**Stored records**
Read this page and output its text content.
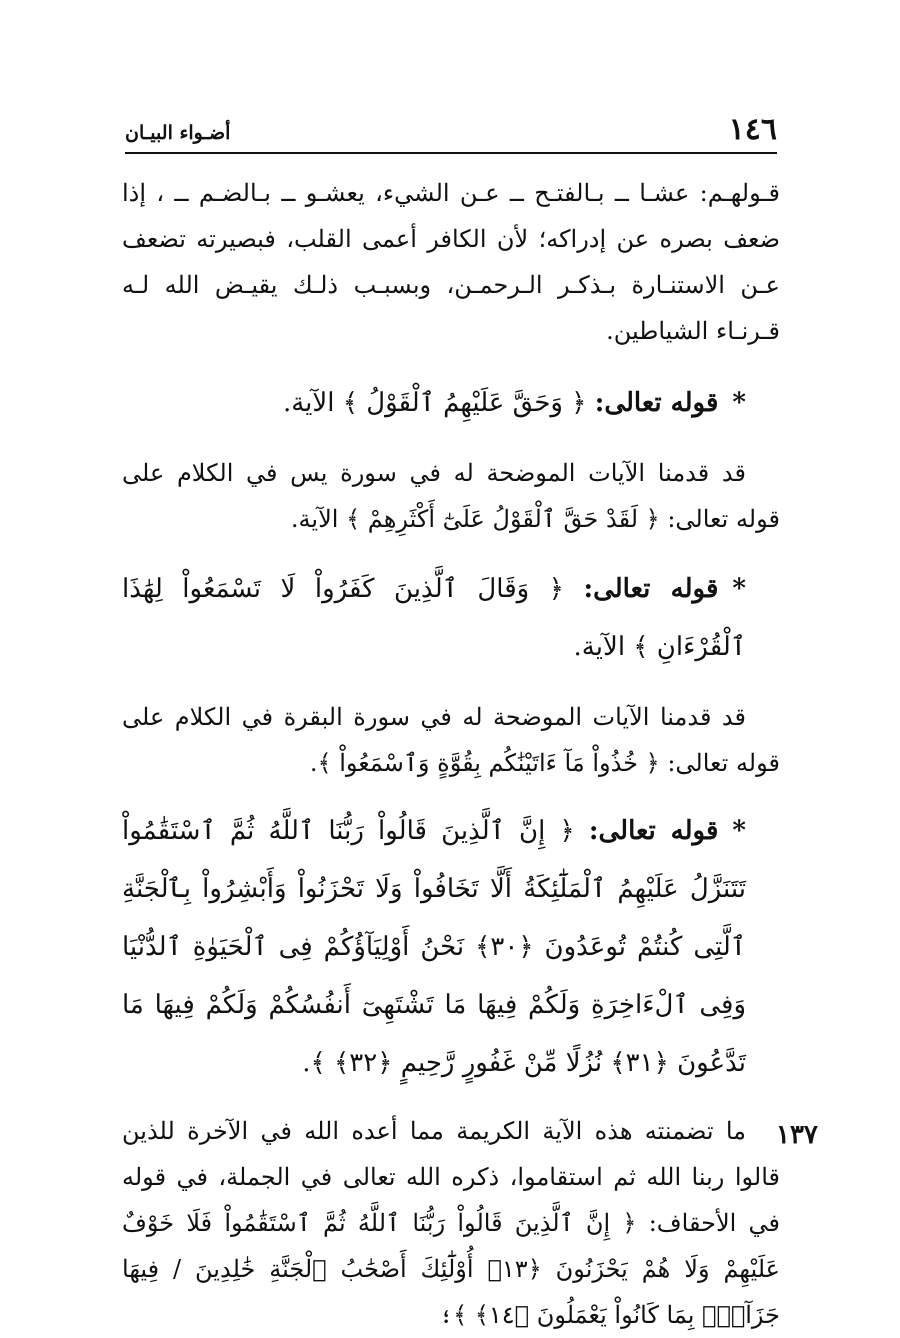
١٤٦
أضـواء البيـان

قـولهـم: عشـا ــ بـالفتـح ــ عـن الشيء، يعشـو ــ بـالضـم ــ ، إذا ضعف بصره عن إدراكه؛ لأن الكافر أعمى القلب، فبصيرته تضعف عـن الاستنـارة بـذكـر الـرحمـن، وبسبـب ذلـك يقيـض الله لـه قـرنـاء الشياطين.

*قوله تعالى: ﴿ وَحَقَّ عَلَيْهِمُ ٱلْقَوْلُ ﴾ الآية.

قد قدمنا الآيات الموضحة له في سورة يس في الكلام على قوله تعالى: ﴿ لَقَدْ حَقَّ ٱلْقَوْلُ عَلَىٰٓ أَكْثَرِهِمْ ﴾ الآية.

*قوله تعالى: ﴿ وَقَالَ ٱلَّذِينَ كَفَرُواْ لَا تَسْمَعُواْ لِهَٰذَا ٱلْقُرْءَانِ ﴾ الآية.

قد قدمنا الآيات الموضحة له في سورة البقرة في الكلام على قوله تعالى: ﴿ خُذُواْ مَآ ءَاتَيْنَٰكُم بِقُوَّةٍ وَٱسْمَعُواْ ﴾.

*قوله تعالى: ﴿ إِنَّ ٱلَّذِينَ قَالُواْ رَبُّنَا ٱللَّهُ ثُمَّ ٱسْتَقَٰمُواْ تَتَنَزَّلُ عَلَيْهِمُ ٱلْمَلَٰٓئِكَةُ أَلَّا تَخَافُواْ وَلَا تَحْزَنُواْ وَأَبْشِرُواْ بِٱلْجَنَّةِ ٱلَّتِى كُنتُمْ تُوعَدُونَ ﴿٣٠﴾ نَحْنُ أَوْلِيَآؤُكُمْ فِى ٱلْحَيَوٰةِ ٱلدُّنْيَا وَفِى ٱلْءَاخِرَةِ وَلَكُمْ فِيهَا مَا تَشْتَهِىٓ أَنفُسُكُمْ وَلَكُمْ فِيهَا مَا تَدَّعُونَ ﴿٣١﴾ نُزُلًا مِّنْ غَفُورٍ رَّحِيمٍ ﴿٣٢﴾ ﴾.

ما تضمنته هذه الآية الكريمة مما أعده الله في الآخرة للذين قالوا ربنا الله ثم استقاموا، ذكره الله تعالى في الجملة، في قوله في الأحقاف: ﴿ إِنَّ ٱلَّذِينَ قَالُواْ رَبُّنَا ٱللَّهُ ثُمَّ ٱسْتَقَٰمُواْ فَلَا خَوْفٌ عَلَيْهِمْ وَلَا هُمْ يَحْزَنُونَ ﴿١٣﴾ أُوْلَٰٓئِكَ أَصْحَٰبُ ٱلْجَنَّةِ خَٰلِدِينَ / فِيهَا جَزَآءًۢ بِمَا كَانُواْ يَعْمَلُونَ ﴿١٤﴾ ﴾؛

١٣٧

**YOUR GOAL**
Go through the entries above and copy every line containing "الآية".

**CORRECT OUTPUT**
*قوله تعالى: ﴿ وَحَقَّ عَلَيْهِمُ ٱلْقَوْلُ ﴾ الآية.
قد قدمنا الآيات الموضحة له في سورة يس في الكلام على قوله تعالى: ﴿ لَقَدْ حَقَّ ٱلْقَوْلُ عَلَىٰٓ أَكْثَرِهِمْ ﴾ الآية.
*قوله تعالى: ﴿ وَقَالَ ٱلَّذِينَ كَفَرُواْ لَا تَسْمَعُواْ لِهَٰذَا ٱلْقُرْءَانِ ﴾ الآية.
ما تضمنته هذه الآية الكريمة مما أعده الله في الآخرة للذين قالوا ربنا الله ثم استقاموا، ذكره الله تعالى في الجملة، في قوله في الأحقاف: ﴿ إِنَّ ٱلَّذِينَ قَالُواْ رَبُّنَا ٱللَّهُ ثُمَّ ٱسْتَقَٰمُواْ فَلَا خَوْفٌ عَلَيْهِمْ وَلَا هُمْ يَحْزَنُونَ ﴿١٣﴾ أُوْلَٰٓئِكَ أَصْحَٰبُ ٱلْجَنَّةِ خَٰلِدِينَ / فِيهَا جَزَآءًۢ بِمَا كَانُواْ يَعْمَلُونَ ﴿١٤﴾ ﴾؛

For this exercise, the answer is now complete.